> [WORK TO BE COMPLETED]
Set down, in full, every record in the block.

(Stored entries)
· · · · ·
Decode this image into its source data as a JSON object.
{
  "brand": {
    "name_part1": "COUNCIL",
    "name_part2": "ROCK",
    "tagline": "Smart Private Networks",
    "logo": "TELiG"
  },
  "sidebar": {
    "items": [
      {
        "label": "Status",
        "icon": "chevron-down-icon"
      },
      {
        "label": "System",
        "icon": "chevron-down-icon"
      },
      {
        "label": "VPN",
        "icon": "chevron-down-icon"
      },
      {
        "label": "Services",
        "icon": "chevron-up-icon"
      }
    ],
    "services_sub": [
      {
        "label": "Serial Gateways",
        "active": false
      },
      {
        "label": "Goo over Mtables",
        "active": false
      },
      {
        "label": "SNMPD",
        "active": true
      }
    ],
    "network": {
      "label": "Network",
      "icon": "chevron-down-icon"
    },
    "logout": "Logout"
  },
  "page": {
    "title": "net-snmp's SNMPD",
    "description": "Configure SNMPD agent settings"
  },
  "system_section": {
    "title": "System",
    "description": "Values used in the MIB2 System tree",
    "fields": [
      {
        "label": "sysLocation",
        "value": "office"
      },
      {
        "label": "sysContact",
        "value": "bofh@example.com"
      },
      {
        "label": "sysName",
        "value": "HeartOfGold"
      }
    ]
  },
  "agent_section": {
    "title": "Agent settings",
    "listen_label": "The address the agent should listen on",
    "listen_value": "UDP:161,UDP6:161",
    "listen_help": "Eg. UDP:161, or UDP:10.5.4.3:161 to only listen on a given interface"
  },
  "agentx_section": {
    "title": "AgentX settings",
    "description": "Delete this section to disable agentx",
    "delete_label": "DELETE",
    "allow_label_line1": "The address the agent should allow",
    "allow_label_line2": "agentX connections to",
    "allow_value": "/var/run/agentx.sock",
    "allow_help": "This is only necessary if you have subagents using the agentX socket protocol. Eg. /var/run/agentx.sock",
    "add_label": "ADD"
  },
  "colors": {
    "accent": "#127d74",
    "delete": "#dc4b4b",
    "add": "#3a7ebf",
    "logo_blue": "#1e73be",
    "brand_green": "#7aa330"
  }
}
· · · · ·
> [WRITTEN SOLUTION]
Decode this image into its source data as a JSON object.
{
  "brand": {
    "name_part1": "COUNCIL",
    "name_part2": "ROCK",
    "tagline": "Smart Private Networks",
    "logo": "TELiG"
  },
  "sidebar": {
    "items": [
      {
        "label": "Status",
        "icon": "chevron-down-icon"
      },
      {
        "label": "System",
        "icon": "chevron-down-icon"
      },
      {
        "label": "VPN",
        "icon": "chevron-down-icon"
      },
      {
        "label": "Services",
        "icon": "chevron-up-icon"
      }
    ],
    "services_sub": [
      {
        "label": "Serial Gateways",
        "active": false
      },
      {
        "label": "Goo over Mtables",
        "active": false
      },
      {
        "label": "SNMPD",
        "active": true
      }
    ],
    "network": {
      "label": "Network",
      "icon": "chevron-down-icon"
    },
    "logout": "Logout"
  },
  "page": {
    "title": "net-snmp's SNMPD",
    "description": "Configure SNMPD agent settings"
  },
  "system_section": {
    "title": "System",
    "description": "Values used in the MIB2 System tree",
    "fields": [
      {
        "label": "sysLocation",
        "value": "office"
      },
      {
        "label": "sysContact",
        "value": "bofh@example.com"
      },
      {
        "label": "sysName",
        "value": "HeartOfGold"
      }
    ]
  },
  "agent_section": {
    "title": "Agent settings",
    "listen_label": "The address the agent should listen on",
    "listen_value": "UDP:161,UDP6:161",
    "listen_help": "Eg. UDP:161, or UDP:10.5.4.3:161 to only listen on a given interface"
  },
  "agentx_section": {
    "title": "AgentX settings",
    "description": "Delete this section to disable agentx",
    "delete_label": "DELETE",
    "allow_label_line1": "The address the agent should allow",
    "allow_label_line2": "agentX connections to",
    "allow_value": "/var/run/agentx.sock",
    "allow_help": "This is only necessary if you have subagents using the agentX socket protocol. Eg. /var/run/agentx.sock",
    "add_label": "ADD"
  },
  "colors": {
    "accent": "#127d74",
    "delete": "#dc4b4b",
    "add": "#3a7ebf",
    "logo_blue": "#1e73be",
    "brand_green": "#7aa330"
  }
}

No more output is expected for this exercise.